TEXTO CITADO:
- - - -

Con respecto a la obertura que resonó en el Peón Contreras, fue un acierto comenzar con Mozart. La Sinfónica de Yucatán conoce muy bien las páginas de este genio y, el pasado mes de febrero, interpretó la obertura de La Clemencia de Tito. En esta ocasión, la jovialidad triunfante de una de las últimas obras del austríaco despertó los primeros aplausos del público. Éste, siempre respetuoso, cubría la parte inferior de sus rostros con cubrebocas, aunque una horda de abanicos de mano -de pluma, seda y estampados tropicales- marcaba como un péndulo ciertos compases, ¡y qué decir de las esclavas, pulsos y cadenas que, a veces, eran sonajas de oro!

Al gozo de La Flauta Mágica lo siguió la ternura voluptuosa del Idilio de Sigfrido. Aunque Wagner escribió las opiniones más horrendas acerca de Mozart y sus óperas, el carácter inflexible de este compositor de lengua alemana no le impidió amar de vez en cuando. Prueba de ello es su “Idilio”, pieza en la cual retomó los más bellos motivos de su ópera Sigfrido para regalárselos a su esposa Cósima Liszt.

La relación de la hija de Franz Liszt con Richard Wagner ha dado material a más de una novela; luego de una larga relación extramarital y varios hijos en su haber, Cósima se divorció y contrajo, en agosto de 1870, matrimonio con su admirado Wagner. Meses después, en la víspera de su cumpleaños, Cósima despertó apaciblemente, Wagner acomodó a los músicos en la escalera interior de su casa y dirigió el Idilio. Al término de este estreno, se abrieron las puertas, entraron cinco pequeños y Richard entregó a Cósima la partitura dedicada de su puño y letra, todos los presentes lloraban.

El Idilio de Sigfrido arrulla primero, para levantar cariñosamente a Cósima, y después, con el mismo motivo, pero con intensidad creciente, la música se transforma en la sensualidad arrebatadora de un amor que se corresponde y se consuma. Medina y la Orquesta Sinfónica de Yucatán evocaron, con su interpretación, las sábanas al amanecer y el sensual contacto de los cuerpos, mientras el lejano canto de las aves anuncia la llegada del día. Wagner era un audaz al entonar -con inigualable elegancia, pero innegable erotismo- sus sentimientos hacia su compañera de vida.

- - - -

Parte de un archivo de datos:
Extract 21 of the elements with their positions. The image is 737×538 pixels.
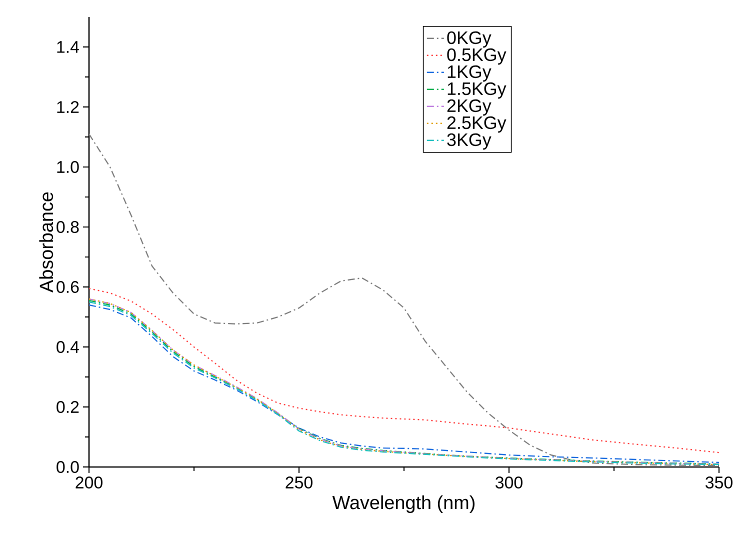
y-tick-label: 1.2 xyxy=(57,101,79,113)
x-tick-label: 200 xyxy=(76,476,102,489)
x-tick-label: 300 xyxy=(496,476,522,489)
y-tick-label: 0.2 xyxy=(56,400,79,413)
y-tick-label: 0.4 xyxy=(56,340,79,353)
legend-label: 2.5KGy xyxy=(447,116,506,133)
legend-label: 1KGy xyxy=(448,65,492,82)
x-tick-label: 350 xyxy=(706,476,732,489)
x-axis-title: Wavelength (nm) xyxy=(332,495,475,513)
legend-label: 0.5KGy xyxy=(447,48,506,65)
y-tick-label: 1.0 xyxy=(57,160,79,173)
y-tick-label: 1.4 xyxy=(57,41,79,53)
y-tick-label: 0.6 xyxy=(56,280,79,293)
legend-label: 3KGy xyxy=(447,133,492,150)
y-tick-label: 0.0 xyxy=(56,460,79,473)
x-tick-label: 250 xyxy=(286,476,312,489)
legend-label: 1.5KGy xyxy=(448,82,506,99)
legend-label: 2KGy xyxy=(447,99,492,116)
legend-label: 0KGy xyxy=(447,31,492,48)
y-tick-label: 0.8 xyxy=(56,220,79,233)
y-axis-title: Absorbance xyxy=(39,192,54,292)
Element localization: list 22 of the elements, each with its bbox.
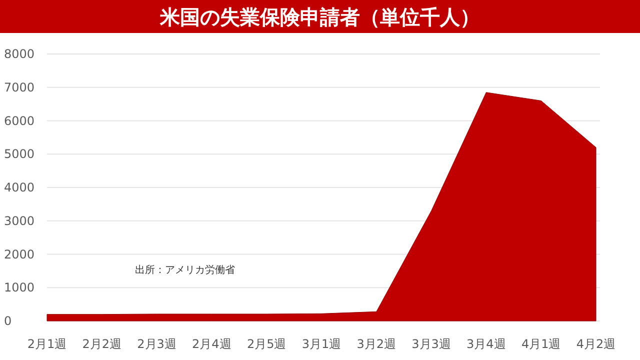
y-tick-label: 1000	[4, 280, 35, 295]
y-tick-label: 7000	[4, 80, 35, 94]
x-tick-label: 3月4週	[466, 337, 506, 351]
y-tick-label: 5000	[4, 147, 35, 162]
x-tick-label: 2月3週	[137, 337, 176, 351]
y-tick-label: 6000	[4, 114, 35, 128]
y-tick-label: 3000	[4, 214, 35, 228]
x-tick-label: 4月2週	[576, 337, 616, 351]
x-tick-label: 2月2週	[82, 337, 122, 351]
annotation: 出所：アメリカ労働省	[135, 264, 235, 276]
x-tick-label: 2月4週	[192, 337, 232, 351]
y-tick-label: 2000	[4, 247, 35, 262]
y-tick-label: 8000	[4, 47, 35, 61]
x-tick-label: 3月2週	[356, 337, 396, 351]
x-tick-label: 2月1週	[27, 337, 67, 351]
y-tick-label: 4000	[4, 180, 35, 194]
x-tick-label: 3月3週	[412, 337, 451, 351]
x-tick-label: 4月1週	[521, 337, 561, 351]
x-tick-label: 3月1週	[302, 337, 342, 351]
y-tick-label: 0	[4, 314, 12, 328]
chart-title: 米国の失業保険申請者（単位千人）	[159, 5, 480, 29]
x-tick-label: 2月5週	[246, 337, 286, 351]
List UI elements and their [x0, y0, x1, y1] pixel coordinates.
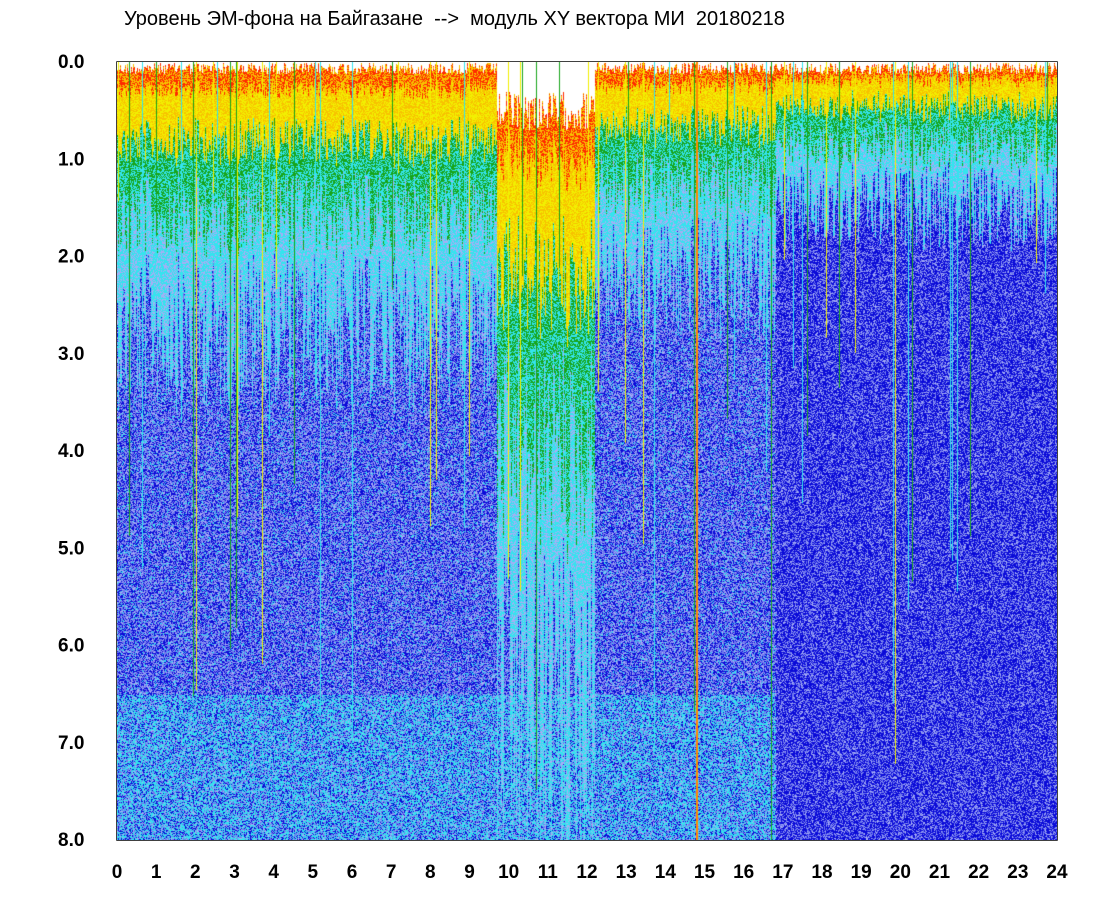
x-tick-label: 10 [498, 862, 519, 883]
x-tick-label: 4 [268, 862, 279, 883]
x-tick-label: 9 [464, 862, 475, 883]
x-tick-label: 20 [890, 862, 911, 883]
y-tick-label: 4.0 [58, 441, 84, 462]
y-tick-label: 3.0 [58, 344, 84, 365]
x-tick-label: 16 [733, 862, 754, 883]
y-tick-label: 1.0 [58, 149, 84, 170]
y-tick-label: 6.0 [58, 636, 84, 657]
chart-title: Уровень ЭМ-фона на Байгазане --> модуль … [124, 8, 785, 30]
x-tick-label: 13 [616, 862, 637, 883]
y-tick-label: 7.0 [58, 733, 84, 754]
x-tick-label: 5 [308, 862, 319, 883]
x-tick-label: 12 [576, 862, 597, 883]
y-tick-label: 0.0 [58, 52, 84, 73]
x-tick-label: 11 [538, 862, 559, 883]
x-tick-label: 0 [112, 862, 123, 883]
x-tick-label: 14 [655, 862, 677, 883]
x-tick-label: 21 [929, 862, 951, 883]
x-tick-label: 3 [229, 862, 240, 883]
x-tick-label: 17 [772, 862, 793, 883]
x-tick-label: 1 [151, 862, 162, 883]
heatmap-area [117, 62, 1057, 840]
y-tick-label: 8.0 [58, 830, 84, 851]
x-tick-label: 24 [1046, 862, 1068, 883]
x-tick-label: 7 [386, 862, 397, 883]
y-axis-ticks: 0.0 1.0 2.0 3.0 4.0 5.0 6.0 7.0 8.0 [58, 52, 84, 851]
x-tick-label: 22 [968, 862, 989, 883]
x-tick-label: 6 [347, 862, 358, 883]
x-tick-label: 2 [190, 862, 201, 883]
y-tick-label: 2.0 [58, 247, 84, 268]
x-tick-label: 8 [425, 862, 436, 883]
x-tick-label: 15 [694, 862, 716, 883]
x-tick-label: 19 [851, 862, 872, 883]
x-axis-ticks: 0 1 2 3 4 5 6 7 8 9 10 11 12 13 14 15 16 17 18 19 20 21 22 23 24 [112, 862, 1068, 883]
x-tick-label: 18 [811, 862, 832, 883]
y-tick-label: 5.0 [58, 538, 84, 559]
x-tick-label: 23 [1007, 862, 1028, 883]
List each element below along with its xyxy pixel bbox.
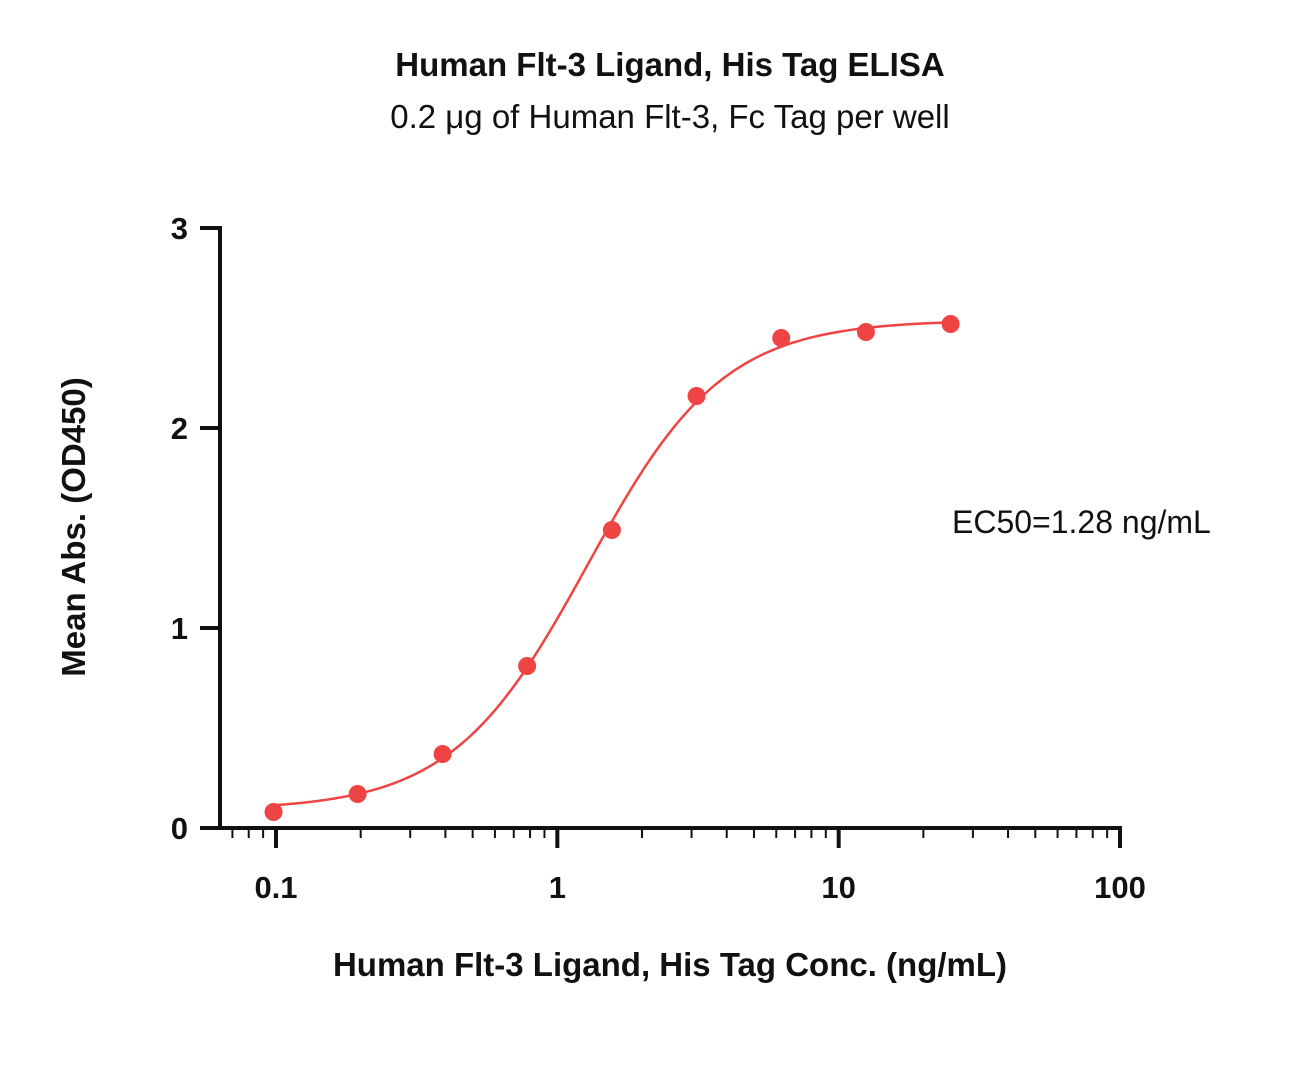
data-point-0 xyxy=(264,803,283,821)
y-tick-label-0: 0 xyxy=(171,811,188,846)
y-tick-label-2: 2 xyxy=(171,411,188,446)
data-point-6 xyxy=(772,329,791,347)
data-point-8 xyxy=(941,315,960,333)
data-point-2 xyxy=(433,745,452,763)
chart-subtitle: 0.2 μg of Human Flt-3, Fc Tag per well xyxy=(390,98,950,135)
data-point-3 xyxy=(518,657,537,675)
chart-title: Human Flt-3 Ligand, His Tag ELISA xyxy=(395,46,945,83)
data-points-layer xyxy=(264,315,960,821)
data-point-5 xyxy=(687,387,706,405)
x-axis-label: Human Flt-3 Ligand, His Tag Conc. (ng/mL… xyxy=(333,946,1007,983)
x-tick-label-2: 10 xyxy=(821,870,855,905)
y-tick-label-3: 3 xyxy=(171,211,188,246)
data-point-1 xyxy=(348,785,367,803)
data-point-7 xyxy=(856,323,875,341)
y-tick-label-1: 1 xyxy=(171,611,188,646)
x-tick-label-3: 100 xyxy=(1094,870,1146,905)
fit-curve-layer xyxy=(273,321,951,807)
ec50-annotation: EC50=1.28 ng/mL xyxy=(952,504,1211,540)
y-axis-label: Mean Abs. (OD450) xyxy=(55,377,92,677)
x-tick-label-0: 0.1 xyxy=(254,870,297,905)
axes: 0 1 2 3 0.1 1 10 100 xyxy=(171,211,1146,905)
fit-curve xyxy=(273,321,951,807)
data-point-4 xyxy=(602,521,621,539)
x-tick-label-1: 1 xyxy=(549,870,566,905)
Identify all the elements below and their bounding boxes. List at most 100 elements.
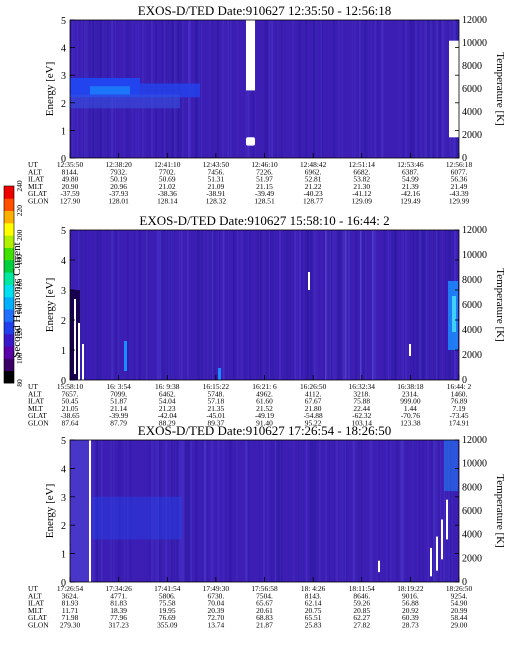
spectrogram-column xyxy=(422,230,424,380)
colorbar-tick-label: 160 xyxy=(15,279,24,291)
orbit-value: -38.36 xyxy=(158,189,177,198)
orbit-value: 12:41:10 xyxy=(154,160,181,169)
spectrogram-column xyxy=(278,230,281,380)
colorbar-swatch xyxy=(4,321,14,335)
spectrogram-column xyxy=(129,440,132,582)
orbit-value: 54.99 xyxy=(402,175,419,184)
orbit-value: 18: 4:26 xyxy=(301,584,326,593)
orbit-value: 18:11:54 xyxy=(349,584,375,593)
orbit-value: 21.02 xyxy=(159,182,176,191)
spectrogram-column xyxy=(277,20,278,158)
orbit-table: UT 17:26:54 17:34:26 17:41:54 17:49:30 17:56:… xyxy=(28,577,472,630)
orbit-value: 6387. xyxy=(402,167,419,176)
spectrogram-column xyxy=(441,20,443,158)
orbit-value: 12:48:42 xyxy=(300,160,327,169)
orbit-value: 279.30 xyxy=(60,621,81,630)
spectrogram-column xyxy=(263,440,266,582)
colorbar-tick-label: 120 xyxy=(15,328,24,340)
spectrogram-column xyxy=(249,230,250,380)
spectrogram-column xyxy=(416,230,419,380)
spectrogram-column xyxy=(313,230,316,380)
orbit-value: 12:43:50 xyxy=(203,160,230,169)
spectrogram-column xyxy=(364,20,367,158)
orbit-value: 21.22 xyxy=(305,182,322,191)
spectrogram-column xyxy=(218,230,219,380)
spectrogram-column xyxy=(382,20,384,158)
temperature-axis: 0 2000 4000 6000 8000 10000 12000 Temperature [… xyxy=(462,435,505,588)
orbit-value: 75.58 xyxy=(159,599,176,608)
energy-tick-label: 3 xyxy=(61,286,66,297)
spectrogram-column xyxy=(169,230,172,380)
orbit-row-label: ALT xyxy=(28,167,42,176)
spectrogram-column xyxy=(228,230,229,380)
data-gap xyxy=(82,344,84,380)
spectrogram-column xyxy=(180,230,183,380)
energy-tick-label: 0 xyxy=(61,154,66,165)
orbit-value: 1460. xyxy=(451,389,468,398)
orbit-value: 67.67 xyxy=(305,397,322,406)
spectrogram-column xyxy=(164,230,165,380)
colorbar-swatch xyxy=(4,309,14,322)
spectrogram-column xyxy=(118,440,120,582)
orbit-value: 6730. xyxy=(208,591,225,600)
spectrogram-column xyxy=(285,230,288,380)
orbit-value: 51.31 xyxy=(208,175,225,184)
orbit-value: 11.71 xyxy=(62,606,79,615)
spectrogram-column xyxy=(355,440,357,582)
orbit-value: 6682. xyxy=(353,167,370,176)
spectrogram-column xyxy=(365,230,367,380)
orbit-value: 12:38:20 xyxy=(105,160,132,169)
spectrogram-column xyxy=(100,440,103,582)
orbit-value: 22.44 xyxy=(353,404,370,413)
spectrogram-column xyxy=(185,440,187,582)
orbit-value: -38.91 xyxy=(206,189,225,198)
colorbar-swatch xyxy=(4,296,14,310)
enhancement-streak xyxy=(325,230,327,380)
orbit-value: 65.51 xyxy=(305,613,322,622)
enhancement-band xyxy=(70,94,180,109)
orbit-row-label: GLON xyxy=(28,621,49,630)
orbit-value: 21.52 xyxy=(256,404,273,413)
spectrogram-column xyxy=(424,230,426,380)
temperature-axis: 0 2000 4000 6000 8000 10000 12000 Temperature [… xyxy=(462,225,505,386)
temperature-tick-label: 12000 xyxy=(462,225,487,236)
spectrogram-column xyxy=(371,440,373,582)
orbit-value: 53.82 xyxy=(353,175,370,184)
temperature-tick-label: 10000 xyxy=(462,250,487,261)
spectrogram-column xyxy=(290,230,292,380)
spectrogram-column xyxy=(160,440,163,582)
spectrogram-column xyxy=(440,20,442,158)
enhancement-streak xyxy=(360,230,362,380)
orbit-value: 999.00 xyxy=(400,397,421,406)
spectrogram-column xyxy=(292,440,294,582)
orbit-value: 12:53:46 xyxy=(397,160,424,169)
orbit-value: 17:41:54 xyxy=(154,584,181,593)
energy-axis-label: Energy [eV] xyxy=(44,62,56,116)
spectrogram-column xyxy=(265,20,268,158)
spectrogram-column xyxy=(263,230,264,380)
spectrogram-column xyxy=(402,440,404,582)
spectrogram-column xyxy=(427,440,429,582)
orbit-value: 21.35 xyxy=(208,404,225,413)
spectrogram-column xyxy=(395,230,397,380)
spectrogram-column xyxy=(245,440,248,582)
spectrogram-column xyxy=(410,230,412,380)
orbit-value: -41.12 xyxy=(352,189,371,198)
colorbar-swatch xyxy=(4,247,14,261)
orbit-value: 8144. xyxy=(62,167,79,176)
spectrogram-column xyxy=(387,230,389,380)
spectrogram-column xyxy=(313,20,315,158)
spectrogram-column xyxy=(152,440,154,582)
spectrogram-column xyxy=(158,230,161,380)
spectrogram-column xyxy=(172,230,174,380)
spectrogram-column xyxy=(210,440,213,582)
orbit-value: 9254. xyxy=(451,591,468,600)
spectrogram-column xyxy=(432,440,435,582)
energy-axis: 0 1 2 3 4 5 Energy [eV] xyxy=(44,16,459,165)
orbit-value: 6077. xyxy=(451,167,468,176)
colorbar-tick-label: 140 xyxy=(15,303,24,315)
spectrogram-column xyxy=(270,440,272,582)
orbit-value: -73.45 xyxy=(449,411,468,420)
energy-tick-label: 2 xyxy=(61,521,66,532)
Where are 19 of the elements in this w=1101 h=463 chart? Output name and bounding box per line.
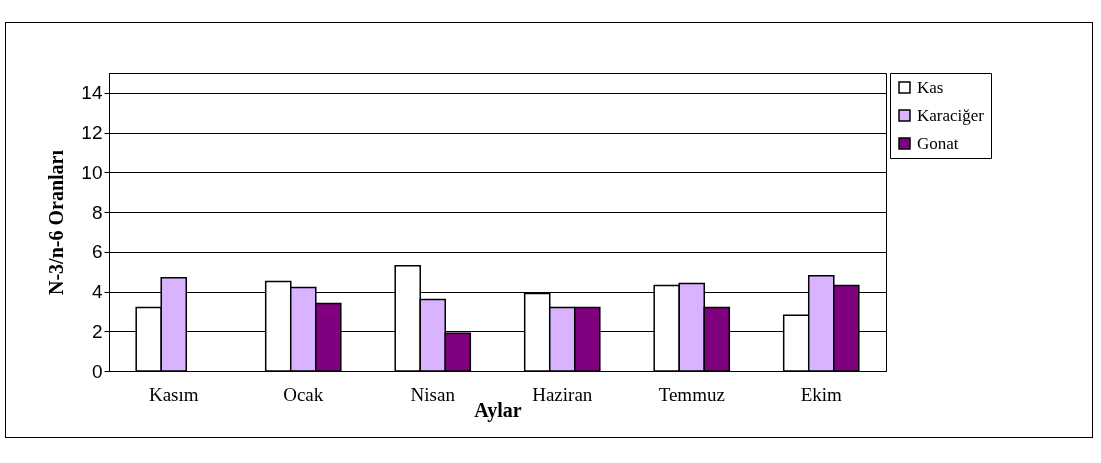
y-tick-label: 6	[91, 241, 103, 263]
x-tick-label: Temmuz	[658, 383, 725, 405]
y-tick-label: 4	[91, 281, 103, 303]
y-tick-label: 12	[81, 122, 103, 144]
y-axis-title: N-3/n-6 Oranları	[45, 149, 68, 295]
legend-label: Kas	[917, 77, 944, 97]
y-tick-label: 10	[81, 161, 103, 183]
x-tick-label: Kasım	[148, 383, 199, 405]
legend-label: Gonat	[917, 133, 959, 153]
x-tick-label: Haziran	[532, 383, 593, 405]
y-tick-label: 0	[91, 360, 103, 382]
x-axis-title: Aylar	[474, 398, 522, 422]
y-tick-label: 14	[81, 82, 103, 104]
x-tick-label: Ekim	[800, 383, 843, 405]
x-tick-label: Nisan	[410, 383, 456, 405]
x-tick-label: Ocak	[283, 383, 324, 405]
y-tick-label: 8	[91, 201, 103, 223]
legend-label: Karaciğer	[917, 105, 985, 125]
y-tick-label: 2	[91, 320, 103, 342]
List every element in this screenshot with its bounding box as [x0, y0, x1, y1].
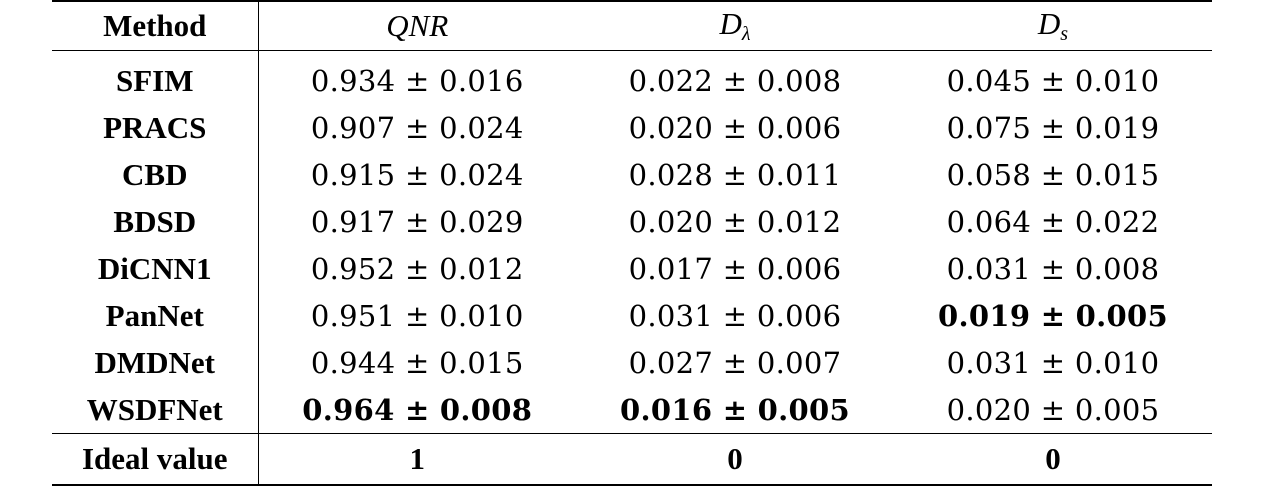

- - - -

INSTRUCCIONES:
a) En la reseña del concierto, ¿en qué mes y año se casó Cósima con Wagner?
b) Prolongue la reseña del concierto a partir de su última oración.

RESPUESTAS DEL EJERCICIO:
a) En agosto de 1870.

b)
Por último, el programa dio paso a la Sinfonietta de Francis Poulenc. Este compositor parisino arrebató nuestros oídos y los transportó de lo clásico y romántico al dinámico y, todavía familiar, siglo XX. Conocer a la composición de Poulenc con la batuta de Medina y la Sinfónica de Yucatán es una experiencia que se agradece. Esta pieza, estrenada en 1948, es exquisita.

La Sinfonietta se divide en cuatro movimientos. El primero es un “Allegro con Fouco” que abre con cierta tensión combinada de cuerdas y metales; en ocasiones, se aspira la galantería de un Mozart, aunque ésta pronto es sobrepasada por una cordillera abrumadora. Los senderos de Poulenc son asimétricos, sus trinos placenteros, sus ondulaciones inolvidables. Delicado pero intenso, se asemeja a un hechicero que nos rapta y conduce por un trayecto plagado de sorpresas. Al término del movimiento regresa la tensión inicial, pero ésta es cobijada por un soplo de calma.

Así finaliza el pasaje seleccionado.